◆ To be done
Find each line containing the string "this". Copy it.

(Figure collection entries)
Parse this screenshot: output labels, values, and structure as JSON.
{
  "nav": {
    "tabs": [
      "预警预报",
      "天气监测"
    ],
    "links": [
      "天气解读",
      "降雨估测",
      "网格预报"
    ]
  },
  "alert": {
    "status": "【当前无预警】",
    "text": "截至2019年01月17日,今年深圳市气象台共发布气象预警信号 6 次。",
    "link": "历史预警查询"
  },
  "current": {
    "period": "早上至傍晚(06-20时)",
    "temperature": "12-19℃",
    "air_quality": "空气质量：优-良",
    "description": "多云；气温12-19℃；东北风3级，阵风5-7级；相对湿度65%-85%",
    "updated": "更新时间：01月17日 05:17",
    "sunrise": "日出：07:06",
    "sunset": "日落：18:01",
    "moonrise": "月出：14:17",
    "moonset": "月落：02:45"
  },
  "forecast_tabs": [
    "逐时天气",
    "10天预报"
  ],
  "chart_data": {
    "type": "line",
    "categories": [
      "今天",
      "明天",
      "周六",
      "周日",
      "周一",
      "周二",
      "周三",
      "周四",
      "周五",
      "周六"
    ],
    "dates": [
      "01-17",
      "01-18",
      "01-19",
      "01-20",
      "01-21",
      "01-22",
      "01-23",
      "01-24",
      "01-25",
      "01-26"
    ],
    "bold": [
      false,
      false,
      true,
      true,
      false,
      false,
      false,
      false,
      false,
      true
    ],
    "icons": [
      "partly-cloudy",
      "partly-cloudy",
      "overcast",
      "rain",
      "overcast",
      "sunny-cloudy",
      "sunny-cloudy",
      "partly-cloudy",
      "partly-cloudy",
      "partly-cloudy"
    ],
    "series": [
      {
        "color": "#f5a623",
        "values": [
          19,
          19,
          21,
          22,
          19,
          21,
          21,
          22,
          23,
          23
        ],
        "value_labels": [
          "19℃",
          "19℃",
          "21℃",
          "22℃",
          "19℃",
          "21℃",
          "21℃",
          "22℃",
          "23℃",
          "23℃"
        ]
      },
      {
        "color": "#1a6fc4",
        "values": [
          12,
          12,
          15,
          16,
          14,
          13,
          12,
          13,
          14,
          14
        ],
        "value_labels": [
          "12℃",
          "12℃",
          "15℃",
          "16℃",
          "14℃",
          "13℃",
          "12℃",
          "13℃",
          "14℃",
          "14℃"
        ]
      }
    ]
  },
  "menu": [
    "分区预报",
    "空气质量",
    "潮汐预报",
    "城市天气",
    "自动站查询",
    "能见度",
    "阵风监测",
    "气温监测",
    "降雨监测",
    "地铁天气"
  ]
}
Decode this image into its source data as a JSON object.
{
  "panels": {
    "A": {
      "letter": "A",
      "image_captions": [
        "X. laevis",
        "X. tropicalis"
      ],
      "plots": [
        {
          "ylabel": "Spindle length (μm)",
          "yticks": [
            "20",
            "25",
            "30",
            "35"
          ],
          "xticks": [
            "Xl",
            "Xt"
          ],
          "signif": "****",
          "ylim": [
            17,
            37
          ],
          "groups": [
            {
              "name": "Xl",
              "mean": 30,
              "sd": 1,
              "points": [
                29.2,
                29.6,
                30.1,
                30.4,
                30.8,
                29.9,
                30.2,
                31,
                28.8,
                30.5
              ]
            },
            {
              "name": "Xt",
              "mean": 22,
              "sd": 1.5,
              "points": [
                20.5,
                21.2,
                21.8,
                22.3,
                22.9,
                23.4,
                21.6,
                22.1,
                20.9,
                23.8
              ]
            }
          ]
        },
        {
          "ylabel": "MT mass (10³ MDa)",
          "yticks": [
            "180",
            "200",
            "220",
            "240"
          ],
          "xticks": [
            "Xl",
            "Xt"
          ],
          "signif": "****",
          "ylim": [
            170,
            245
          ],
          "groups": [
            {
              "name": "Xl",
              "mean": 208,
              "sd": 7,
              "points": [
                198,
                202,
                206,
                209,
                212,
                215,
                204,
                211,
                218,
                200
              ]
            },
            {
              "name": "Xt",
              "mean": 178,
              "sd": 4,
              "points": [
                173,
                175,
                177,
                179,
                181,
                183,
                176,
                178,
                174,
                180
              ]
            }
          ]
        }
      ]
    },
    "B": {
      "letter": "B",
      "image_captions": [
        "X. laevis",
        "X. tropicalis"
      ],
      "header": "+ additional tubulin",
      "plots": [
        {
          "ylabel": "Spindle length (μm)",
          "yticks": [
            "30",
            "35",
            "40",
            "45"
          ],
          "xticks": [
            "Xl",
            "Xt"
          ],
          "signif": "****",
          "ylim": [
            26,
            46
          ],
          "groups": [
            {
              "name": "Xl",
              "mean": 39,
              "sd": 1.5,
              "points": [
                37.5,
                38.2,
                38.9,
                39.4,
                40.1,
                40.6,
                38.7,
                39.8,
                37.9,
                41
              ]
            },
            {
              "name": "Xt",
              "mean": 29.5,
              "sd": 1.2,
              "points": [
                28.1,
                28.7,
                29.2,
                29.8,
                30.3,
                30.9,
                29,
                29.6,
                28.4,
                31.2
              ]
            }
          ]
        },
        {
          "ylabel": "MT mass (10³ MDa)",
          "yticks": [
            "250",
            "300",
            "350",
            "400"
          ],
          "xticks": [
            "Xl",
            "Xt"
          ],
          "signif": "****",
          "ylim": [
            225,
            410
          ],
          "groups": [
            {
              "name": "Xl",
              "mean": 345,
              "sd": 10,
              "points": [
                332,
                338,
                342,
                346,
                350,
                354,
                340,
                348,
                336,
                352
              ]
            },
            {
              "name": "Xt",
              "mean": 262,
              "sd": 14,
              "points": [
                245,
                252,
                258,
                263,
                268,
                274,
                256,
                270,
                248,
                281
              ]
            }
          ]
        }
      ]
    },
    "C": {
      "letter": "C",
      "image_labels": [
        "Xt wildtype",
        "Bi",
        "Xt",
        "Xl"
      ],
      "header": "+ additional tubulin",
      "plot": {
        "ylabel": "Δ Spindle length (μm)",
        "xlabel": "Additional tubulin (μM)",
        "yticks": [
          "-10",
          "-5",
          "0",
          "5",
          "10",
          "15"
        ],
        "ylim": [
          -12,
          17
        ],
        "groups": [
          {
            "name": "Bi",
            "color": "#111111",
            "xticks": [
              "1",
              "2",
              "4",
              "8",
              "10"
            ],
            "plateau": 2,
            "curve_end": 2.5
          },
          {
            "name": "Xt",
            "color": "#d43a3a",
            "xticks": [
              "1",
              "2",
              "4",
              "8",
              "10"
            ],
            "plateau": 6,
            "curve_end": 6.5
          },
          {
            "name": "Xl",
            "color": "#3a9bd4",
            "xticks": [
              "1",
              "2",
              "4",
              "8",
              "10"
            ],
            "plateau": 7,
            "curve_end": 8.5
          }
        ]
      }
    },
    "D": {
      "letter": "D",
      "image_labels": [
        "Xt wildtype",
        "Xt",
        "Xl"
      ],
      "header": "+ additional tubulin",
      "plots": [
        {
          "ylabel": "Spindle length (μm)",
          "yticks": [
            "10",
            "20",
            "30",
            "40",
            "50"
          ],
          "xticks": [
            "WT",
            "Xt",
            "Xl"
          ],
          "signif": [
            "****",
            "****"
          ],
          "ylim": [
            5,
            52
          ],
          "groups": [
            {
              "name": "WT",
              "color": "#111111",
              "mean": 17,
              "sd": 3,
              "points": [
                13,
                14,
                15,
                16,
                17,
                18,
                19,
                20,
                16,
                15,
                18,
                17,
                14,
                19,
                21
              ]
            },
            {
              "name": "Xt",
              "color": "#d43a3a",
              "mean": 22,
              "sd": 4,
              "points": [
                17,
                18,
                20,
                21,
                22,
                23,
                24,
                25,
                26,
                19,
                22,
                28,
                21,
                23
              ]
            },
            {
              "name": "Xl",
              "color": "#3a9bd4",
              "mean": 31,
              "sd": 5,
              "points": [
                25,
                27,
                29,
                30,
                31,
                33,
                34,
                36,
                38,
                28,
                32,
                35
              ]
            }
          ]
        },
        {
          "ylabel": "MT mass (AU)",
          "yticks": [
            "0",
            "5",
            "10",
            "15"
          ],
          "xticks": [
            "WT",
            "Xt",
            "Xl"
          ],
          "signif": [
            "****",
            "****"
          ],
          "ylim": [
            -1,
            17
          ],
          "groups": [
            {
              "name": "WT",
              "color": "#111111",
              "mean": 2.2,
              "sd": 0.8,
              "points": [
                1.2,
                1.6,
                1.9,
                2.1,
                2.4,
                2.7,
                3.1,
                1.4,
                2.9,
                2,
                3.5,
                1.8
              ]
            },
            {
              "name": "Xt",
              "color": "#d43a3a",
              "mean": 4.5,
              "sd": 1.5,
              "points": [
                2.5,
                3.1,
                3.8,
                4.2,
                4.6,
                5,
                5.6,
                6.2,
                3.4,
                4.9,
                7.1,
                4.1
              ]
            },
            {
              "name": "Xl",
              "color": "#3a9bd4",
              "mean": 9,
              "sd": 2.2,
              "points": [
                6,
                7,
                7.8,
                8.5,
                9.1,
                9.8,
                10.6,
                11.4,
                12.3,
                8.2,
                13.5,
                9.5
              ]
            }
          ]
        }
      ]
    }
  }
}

◆ Expected answer
Parse this screenshot: output labels, values, and structure as JSON.
Decode this image into its source data as a JSON object.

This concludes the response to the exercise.